<<<<

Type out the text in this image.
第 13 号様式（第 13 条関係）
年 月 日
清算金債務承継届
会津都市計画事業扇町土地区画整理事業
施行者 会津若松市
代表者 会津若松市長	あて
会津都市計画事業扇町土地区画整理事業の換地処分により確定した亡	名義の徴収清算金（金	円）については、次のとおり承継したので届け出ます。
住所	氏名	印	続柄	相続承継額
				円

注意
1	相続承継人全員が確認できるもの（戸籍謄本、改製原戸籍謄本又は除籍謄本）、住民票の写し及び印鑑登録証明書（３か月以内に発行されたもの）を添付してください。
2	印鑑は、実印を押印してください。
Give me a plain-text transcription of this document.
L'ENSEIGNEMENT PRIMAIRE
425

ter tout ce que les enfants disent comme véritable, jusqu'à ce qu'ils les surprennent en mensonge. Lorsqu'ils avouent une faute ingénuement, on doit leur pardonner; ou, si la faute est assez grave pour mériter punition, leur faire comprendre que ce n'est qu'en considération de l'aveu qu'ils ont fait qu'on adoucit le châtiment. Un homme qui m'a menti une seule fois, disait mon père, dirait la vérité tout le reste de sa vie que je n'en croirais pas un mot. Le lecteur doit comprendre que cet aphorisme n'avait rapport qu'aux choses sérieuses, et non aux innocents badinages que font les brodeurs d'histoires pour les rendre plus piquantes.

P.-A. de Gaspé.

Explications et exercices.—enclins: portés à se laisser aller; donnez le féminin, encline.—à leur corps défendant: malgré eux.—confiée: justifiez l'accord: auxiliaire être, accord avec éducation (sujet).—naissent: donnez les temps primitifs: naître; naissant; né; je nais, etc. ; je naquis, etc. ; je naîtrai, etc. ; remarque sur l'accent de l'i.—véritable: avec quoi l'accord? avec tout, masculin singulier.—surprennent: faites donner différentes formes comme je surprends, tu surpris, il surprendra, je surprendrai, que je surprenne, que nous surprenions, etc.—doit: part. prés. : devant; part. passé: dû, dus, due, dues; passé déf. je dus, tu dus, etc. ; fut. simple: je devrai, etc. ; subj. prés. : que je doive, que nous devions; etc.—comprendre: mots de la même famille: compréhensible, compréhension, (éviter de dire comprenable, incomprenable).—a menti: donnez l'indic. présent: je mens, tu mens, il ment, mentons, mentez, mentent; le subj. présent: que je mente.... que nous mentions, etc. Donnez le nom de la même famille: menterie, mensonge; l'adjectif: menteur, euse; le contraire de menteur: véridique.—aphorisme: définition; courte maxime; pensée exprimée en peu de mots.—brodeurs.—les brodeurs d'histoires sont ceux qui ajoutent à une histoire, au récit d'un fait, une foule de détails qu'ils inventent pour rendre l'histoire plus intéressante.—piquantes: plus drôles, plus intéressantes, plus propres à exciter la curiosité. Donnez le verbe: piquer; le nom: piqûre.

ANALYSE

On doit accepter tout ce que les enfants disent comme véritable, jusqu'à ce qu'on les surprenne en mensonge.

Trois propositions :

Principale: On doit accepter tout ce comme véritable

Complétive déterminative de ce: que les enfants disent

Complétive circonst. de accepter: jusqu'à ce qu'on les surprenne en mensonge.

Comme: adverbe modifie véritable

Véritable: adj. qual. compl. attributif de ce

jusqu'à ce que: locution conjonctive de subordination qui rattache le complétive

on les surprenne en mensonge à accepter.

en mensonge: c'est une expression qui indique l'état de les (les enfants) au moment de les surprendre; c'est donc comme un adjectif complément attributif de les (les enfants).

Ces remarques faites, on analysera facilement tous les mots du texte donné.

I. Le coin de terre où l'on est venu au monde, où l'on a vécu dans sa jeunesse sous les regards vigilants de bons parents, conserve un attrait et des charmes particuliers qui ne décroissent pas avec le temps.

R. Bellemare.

>>>>

# What you should do
Reproduce the full listing exactly.

# Full response
Type out the text in this image.
第 13 号様式（第 13 条関係）
年 月 日
清算金債務承継届
会津都市計画事業扇町土地区画整理事業
施行者 会津若松市
代表者 会津若松市長	あて
会津都市計画事業扇町土地区画整理事業の換地処分により確定した亡	名義の徴収清算金（金	円）については、次のとおり承継したので届け出ます。
住所	氏名	印	続柄	相続承継額
				円

注意
1	相続承継人全員が確認できるもの（戸籍謄本、改製原戸籍謄本又は除籍謄本）、住民票の写し及び印鑑登録証明書（３か月以内に発行されたもの）を添付してください。
2	印鑑は、実印を押印してください。
Give me a plain-text transcription of this document.
L'ENSEIGNEMENT PRIMAIRE
425

ter tout ce que les enfants disent comme véritable, jusqu'à ce qu'ils les surprennent en mensonge. Lorsqu'ils avouent une faute ingénuement, on doit leur pardonner; ou, si la faute est assez grave pour mériter punition, leur faire comprendre que ce n'est qu'en considération de l'aveu qu'ils ont fait qu'on adoucit le châtiment. Un homme qui m'a menti une seule fois, disait mon père, dirait la vérité tout le reste de sa vie que je n'en croirais pas un mot. Le lecteur doit comprendre que cet aphorisme n'avait rapport qu'aux choses sérieuses, et non aux innocents badinages que font les brodeurs d'histoires pour les rendre plus piquantes.

P.-A. de Gaspé.

Explications et exercices.—enclins: portés à se laisser aller; donnez le féminin, encline.—à leur corps défendant: malgré eux.—confiée: justifiez l'accord: auxiliaire être, accord avec éducation (sujet).—naissent: donnez les temps primitifs: naître; naissant; né; je nais, etc. ; je naquis, etc. ; je naîtrai, etc. ; remarque sur l'accent de l'i.—véritable: avec quoi l'accord? avec tout, masculin singulier.—surprennent: faites donner différentes formes comme je surprends, tu surpris, il surprendra, je surprendrai, que je surprenne, que nous surprenions, etc.—doit: part. prés. : devant; part. passé: dû, dus, due, dues; passé déf. je dus, tu dus, etc. ; fut. simple: je devrai, etc. ; subj. prés. : que je doive, que nous devions; etc.—comprendre: mots de la même famille: compréhensible, compréhension, (éviter de dire comprenable, incomprenable).—a menti: donnez l'indic. présent: je mens, tu mens, il ment, mentons, mentez, mentent; le subj. présent: que je mente.... que nous mentions, etc. Donnez le nom de la même famille: menterie, mensonge; l'adjectif: menteur, euse; le contraire de menteur: véridique.—aphorisme: définition; courte maxime; pensée exprimée en peu de mots.—brodeurs.—les brodeurs d'histoires sont ceux qui ajoutent à une histoire, au récit d'un fait, une foule de détails qu'ils inventent pour rendre l'histoire plus intéressante.—piquantes: plus drôles, plus intéressantes, plus propres à exciter la curiosité. Donnez le verbe: piquer; le nom: piqûre.

ANALYSE

On doit accepter tout ce que les enfants disent comme véritable, jusqu'à ce qu'on les surprenne en mensonge.

Trois propositions :

Principale: On doit accepter tout ce comme véritable

Complétive déterminative de ce: que les enfants disent

Complétive circonst. de accepter: jusqu'à ce qu'on les surprenne en mensonge.

Comme: adverbe modifie véritable

Véritable: adj. qual. compl. attributif de ce

jusqu'à ce que: locution conjonctive de subordination qui rattache le complétive

on les surprenne en mensonge à accepter.

en mensonge: c'est une expression qui indique l'état de les (les enfants) au moment de les surprendre; c'est donc comme un adjectif complément attributif de les (les enfants).

Ces remarques faites, on analysera facilement tous les mots du texte donné.

I. Le coin de terre où l'on est venu au monde, où l'on a vécu dans sa jeunesse sous les regards vigilants de bons parents, conserve un attrait et des charmes particuliers qui ne décroissent pas avec le temps.

R. Bellemare.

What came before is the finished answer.